(Figure dataset records)
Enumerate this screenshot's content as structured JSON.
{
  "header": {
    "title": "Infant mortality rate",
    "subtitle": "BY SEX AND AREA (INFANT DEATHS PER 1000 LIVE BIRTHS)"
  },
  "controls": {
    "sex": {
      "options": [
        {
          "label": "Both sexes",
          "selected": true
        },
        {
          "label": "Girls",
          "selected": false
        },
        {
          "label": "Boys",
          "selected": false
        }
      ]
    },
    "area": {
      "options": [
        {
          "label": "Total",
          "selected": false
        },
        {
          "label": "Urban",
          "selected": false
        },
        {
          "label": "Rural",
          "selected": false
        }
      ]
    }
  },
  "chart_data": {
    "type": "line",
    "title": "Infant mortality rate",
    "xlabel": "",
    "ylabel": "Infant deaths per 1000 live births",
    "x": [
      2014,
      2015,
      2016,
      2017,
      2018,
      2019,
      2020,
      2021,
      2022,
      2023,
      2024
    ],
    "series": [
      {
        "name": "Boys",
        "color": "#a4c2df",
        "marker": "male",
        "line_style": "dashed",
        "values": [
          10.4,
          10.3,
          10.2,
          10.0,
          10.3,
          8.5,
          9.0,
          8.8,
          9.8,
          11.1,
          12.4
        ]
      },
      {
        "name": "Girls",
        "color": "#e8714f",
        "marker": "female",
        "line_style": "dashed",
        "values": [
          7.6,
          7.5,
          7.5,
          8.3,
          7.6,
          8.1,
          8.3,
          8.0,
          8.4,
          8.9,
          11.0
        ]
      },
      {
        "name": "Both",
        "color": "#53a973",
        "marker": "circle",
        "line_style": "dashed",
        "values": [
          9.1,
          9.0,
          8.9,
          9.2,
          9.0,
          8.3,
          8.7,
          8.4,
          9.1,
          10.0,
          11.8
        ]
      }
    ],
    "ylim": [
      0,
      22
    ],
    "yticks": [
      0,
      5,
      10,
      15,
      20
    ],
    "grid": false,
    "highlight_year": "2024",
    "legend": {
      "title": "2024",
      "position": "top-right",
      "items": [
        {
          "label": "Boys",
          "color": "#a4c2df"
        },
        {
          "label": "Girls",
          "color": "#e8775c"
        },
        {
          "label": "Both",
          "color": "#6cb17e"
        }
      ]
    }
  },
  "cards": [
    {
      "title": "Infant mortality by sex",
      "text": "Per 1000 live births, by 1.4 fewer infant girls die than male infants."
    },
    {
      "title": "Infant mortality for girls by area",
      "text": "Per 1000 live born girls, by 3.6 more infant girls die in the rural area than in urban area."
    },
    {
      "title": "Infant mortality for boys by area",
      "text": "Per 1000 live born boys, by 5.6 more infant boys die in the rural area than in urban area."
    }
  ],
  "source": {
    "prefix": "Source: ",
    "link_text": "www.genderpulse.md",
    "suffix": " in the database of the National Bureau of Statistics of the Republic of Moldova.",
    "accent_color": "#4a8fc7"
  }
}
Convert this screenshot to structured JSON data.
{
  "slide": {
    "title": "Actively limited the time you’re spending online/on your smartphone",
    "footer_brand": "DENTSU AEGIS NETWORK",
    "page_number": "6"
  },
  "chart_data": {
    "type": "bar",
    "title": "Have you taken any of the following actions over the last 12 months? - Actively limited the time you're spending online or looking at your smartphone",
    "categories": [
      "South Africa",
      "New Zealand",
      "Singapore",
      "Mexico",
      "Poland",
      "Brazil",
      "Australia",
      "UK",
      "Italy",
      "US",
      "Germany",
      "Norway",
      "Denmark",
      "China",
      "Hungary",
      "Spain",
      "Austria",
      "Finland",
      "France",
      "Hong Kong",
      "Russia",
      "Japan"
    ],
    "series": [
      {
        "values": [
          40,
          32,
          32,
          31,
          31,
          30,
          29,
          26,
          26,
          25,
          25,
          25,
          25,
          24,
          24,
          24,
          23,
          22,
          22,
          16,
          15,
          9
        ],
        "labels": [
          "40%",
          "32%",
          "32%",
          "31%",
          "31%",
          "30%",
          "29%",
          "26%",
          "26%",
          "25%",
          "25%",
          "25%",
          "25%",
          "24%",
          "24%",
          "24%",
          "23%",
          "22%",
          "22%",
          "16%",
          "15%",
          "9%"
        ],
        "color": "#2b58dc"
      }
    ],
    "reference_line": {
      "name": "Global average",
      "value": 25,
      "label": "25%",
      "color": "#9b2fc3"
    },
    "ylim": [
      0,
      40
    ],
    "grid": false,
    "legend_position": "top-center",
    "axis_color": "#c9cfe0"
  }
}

Task prompt :: Note how many lines of the material contain the string "screenshot". Then report that number by itself.

Solution to the exercise :: 2